AIM OF THE EXERCISE >>
Count every line of the material that holds the string "index". Respond with the total only.

A run of records

────────────────────

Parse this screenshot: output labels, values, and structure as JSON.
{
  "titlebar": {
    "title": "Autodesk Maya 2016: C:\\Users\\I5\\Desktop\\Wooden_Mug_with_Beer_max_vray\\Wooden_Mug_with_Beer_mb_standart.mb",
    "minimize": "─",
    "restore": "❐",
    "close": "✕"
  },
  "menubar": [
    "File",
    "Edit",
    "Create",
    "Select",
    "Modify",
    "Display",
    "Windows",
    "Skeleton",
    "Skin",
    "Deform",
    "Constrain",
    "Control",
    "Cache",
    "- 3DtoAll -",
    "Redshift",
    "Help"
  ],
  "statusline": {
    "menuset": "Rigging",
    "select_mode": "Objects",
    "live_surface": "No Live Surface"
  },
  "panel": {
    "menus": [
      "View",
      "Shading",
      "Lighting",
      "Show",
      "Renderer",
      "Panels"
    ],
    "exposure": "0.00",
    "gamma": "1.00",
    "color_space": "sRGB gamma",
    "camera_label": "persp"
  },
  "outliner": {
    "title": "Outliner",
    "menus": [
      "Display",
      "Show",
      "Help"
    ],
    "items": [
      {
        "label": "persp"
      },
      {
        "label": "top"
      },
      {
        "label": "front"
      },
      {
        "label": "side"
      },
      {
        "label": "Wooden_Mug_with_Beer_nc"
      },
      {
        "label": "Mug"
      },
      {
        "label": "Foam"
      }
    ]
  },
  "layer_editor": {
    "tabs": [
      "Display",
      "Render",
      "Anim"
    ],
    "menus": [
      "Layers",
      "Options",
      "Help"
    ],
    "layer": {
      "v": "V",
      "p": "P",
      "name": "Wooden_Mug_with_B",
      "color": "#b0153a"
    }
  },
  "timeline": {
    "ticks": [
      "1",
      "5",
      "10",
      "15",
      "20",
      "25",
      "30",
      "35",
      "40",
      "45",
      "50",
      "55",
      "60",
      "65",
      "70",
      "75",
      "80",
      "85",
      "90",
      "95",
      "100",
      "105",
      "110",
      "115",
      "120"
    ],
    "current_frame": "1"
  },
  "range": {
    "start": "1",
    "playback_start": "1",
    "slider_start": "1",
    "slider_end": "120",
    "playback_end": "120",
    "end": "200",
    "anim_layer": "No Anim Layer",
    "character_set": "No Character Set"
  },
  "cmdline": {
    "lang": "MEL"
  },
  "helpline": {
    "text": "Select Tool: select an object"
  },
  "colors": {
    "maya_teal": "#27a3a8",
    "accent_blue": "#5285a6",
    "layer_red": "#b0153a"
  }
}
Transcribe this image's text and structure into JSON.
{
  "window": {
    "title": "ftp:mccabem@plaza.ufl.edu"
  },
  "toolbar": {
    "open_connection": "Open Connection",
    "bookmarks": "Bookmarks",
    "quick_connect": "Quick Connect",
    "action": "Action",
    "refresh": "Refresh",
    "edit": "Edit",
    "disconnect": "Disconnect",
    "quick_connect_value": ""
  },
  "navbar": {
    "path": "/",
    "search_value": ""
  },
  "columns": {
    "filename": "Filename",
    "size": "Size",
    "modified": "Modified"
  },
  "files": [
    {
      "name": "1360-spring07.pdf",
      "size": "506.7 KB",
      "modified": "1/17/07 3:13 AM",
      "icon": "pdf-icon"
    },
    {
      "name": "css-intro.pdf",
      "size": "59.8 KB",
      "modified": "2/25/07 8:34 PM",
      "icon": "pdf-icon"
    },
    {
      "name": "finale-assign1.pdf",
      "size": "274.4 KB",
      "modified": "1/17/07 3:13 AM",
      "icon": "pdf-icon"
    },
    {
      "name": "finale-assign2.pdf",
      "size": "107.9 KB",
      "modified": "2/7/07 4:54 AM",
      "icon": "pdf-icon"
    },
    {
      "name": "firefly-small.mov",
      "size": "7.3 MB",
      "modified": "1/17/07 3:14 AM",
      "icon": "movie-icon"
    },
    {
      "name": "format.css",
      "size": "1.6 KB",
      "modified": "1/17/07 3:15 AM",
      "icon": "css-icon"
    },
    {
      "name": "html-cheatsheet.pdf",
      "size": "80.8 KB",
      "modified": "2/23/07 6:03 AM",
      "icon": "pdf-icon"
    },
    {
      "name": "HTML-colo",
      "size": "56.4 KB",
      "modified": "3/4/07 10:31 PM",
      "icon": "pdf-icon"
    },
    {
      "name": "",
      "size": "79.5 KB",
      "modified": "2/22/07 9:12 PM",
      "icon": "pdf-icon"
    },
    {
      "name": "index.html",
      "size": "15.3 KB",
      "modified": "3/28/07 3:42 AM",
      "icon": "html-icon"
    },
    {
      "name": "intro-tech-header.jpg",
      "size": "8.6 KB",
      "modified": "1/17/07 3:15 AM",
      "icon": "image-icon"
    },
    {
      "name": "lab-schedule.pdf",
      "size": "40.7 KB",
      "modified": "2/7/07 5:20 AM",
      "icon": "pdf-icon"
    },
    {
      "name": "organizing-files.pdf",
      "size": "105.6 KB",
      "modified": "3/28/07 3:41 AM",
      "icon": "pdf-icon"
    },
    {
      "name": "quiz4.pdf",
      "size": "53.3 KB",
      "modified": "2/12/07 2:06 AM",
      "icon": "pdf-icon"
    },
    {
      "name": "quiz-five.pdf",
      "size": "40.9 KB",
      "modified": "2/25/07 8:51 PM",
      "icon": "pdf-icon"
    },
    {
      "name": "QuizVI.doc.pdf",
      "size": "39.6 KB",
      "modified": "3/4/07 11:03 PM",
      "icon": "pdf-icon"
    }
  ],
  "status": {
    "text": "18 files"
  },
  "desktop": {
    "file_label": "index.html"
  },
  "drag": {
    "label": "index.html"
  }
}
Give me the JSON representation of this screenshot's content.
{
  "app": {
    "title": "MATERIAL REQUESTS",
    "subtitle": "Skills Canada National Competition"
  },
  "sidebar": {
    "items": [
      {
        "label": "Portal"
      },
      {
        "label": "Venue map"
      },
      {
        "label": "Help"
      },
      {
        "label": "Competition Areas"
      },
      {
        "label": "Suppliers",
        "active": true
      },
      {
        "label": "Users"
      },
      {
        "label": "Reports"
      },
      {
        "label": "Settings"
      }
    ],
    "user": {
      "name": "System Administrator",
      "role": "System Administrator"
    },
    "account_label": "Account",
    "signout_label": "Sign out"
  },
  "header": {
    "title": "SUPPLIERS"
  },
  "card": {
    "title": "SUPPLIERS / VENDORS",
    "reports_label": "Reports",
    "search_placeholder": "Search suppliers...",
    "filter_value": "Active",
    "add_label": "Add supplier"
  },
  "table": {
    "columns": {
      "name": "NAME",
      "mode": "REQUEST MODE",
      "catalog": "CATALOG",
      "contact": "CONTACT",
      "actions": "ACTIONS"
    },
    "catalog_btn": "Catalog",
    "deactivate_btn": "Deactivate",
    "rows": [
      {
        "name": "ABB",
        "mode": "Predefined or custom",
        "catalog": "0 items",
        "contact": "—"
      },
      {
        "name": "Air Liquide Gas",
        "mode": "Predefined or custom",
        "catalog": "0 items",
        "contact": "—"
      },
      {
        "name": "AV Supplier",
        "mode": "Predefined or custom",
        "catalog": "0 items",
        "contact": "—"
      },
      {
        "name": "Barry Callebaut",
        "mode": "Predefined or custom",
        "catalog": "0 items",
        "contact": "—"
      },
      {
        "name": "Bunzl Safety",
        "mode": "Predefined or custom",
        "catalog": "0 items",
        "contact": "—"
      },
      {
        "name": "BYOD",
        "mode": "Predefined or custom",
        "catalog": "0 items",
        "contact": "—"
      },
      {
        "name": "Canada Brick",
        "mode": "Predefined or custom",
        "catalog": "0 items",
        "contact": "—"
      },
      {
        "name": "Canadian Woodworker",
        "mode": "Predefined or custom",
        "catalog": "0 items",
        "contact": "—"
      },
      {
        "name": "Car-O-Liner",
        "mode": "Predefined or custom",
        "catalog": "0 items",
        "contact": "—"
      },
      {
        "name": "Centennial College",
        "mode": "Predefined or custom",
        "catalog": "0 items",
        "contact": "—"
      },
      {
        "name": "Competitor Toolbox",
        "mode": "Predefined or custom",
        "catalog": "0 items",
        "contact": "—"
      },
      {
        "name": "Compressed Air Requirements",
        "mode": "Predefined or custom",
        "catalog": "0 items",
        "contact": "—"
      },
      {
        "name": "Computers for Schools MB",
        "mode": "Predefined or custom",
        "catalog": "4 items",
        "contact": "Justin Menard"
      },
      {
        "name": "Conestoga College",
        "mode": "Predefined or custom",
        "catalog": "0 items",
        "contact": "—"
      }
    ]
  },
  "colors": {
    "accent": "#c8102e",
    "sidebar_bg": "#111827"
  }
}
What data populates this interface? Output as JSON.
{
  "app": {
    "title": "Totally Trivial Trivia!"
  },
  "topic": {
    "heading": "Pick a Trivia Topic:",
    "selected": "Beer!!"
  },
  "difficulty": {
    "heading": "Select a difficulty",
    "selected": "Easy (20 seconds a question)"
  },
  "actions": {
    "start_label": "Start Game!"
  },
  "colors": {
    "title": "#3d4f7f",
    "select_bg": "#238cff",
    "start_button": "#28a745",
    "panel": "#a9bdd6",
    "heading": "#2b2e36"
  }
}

────────────────────

COMPLETE RESPONSE >>
3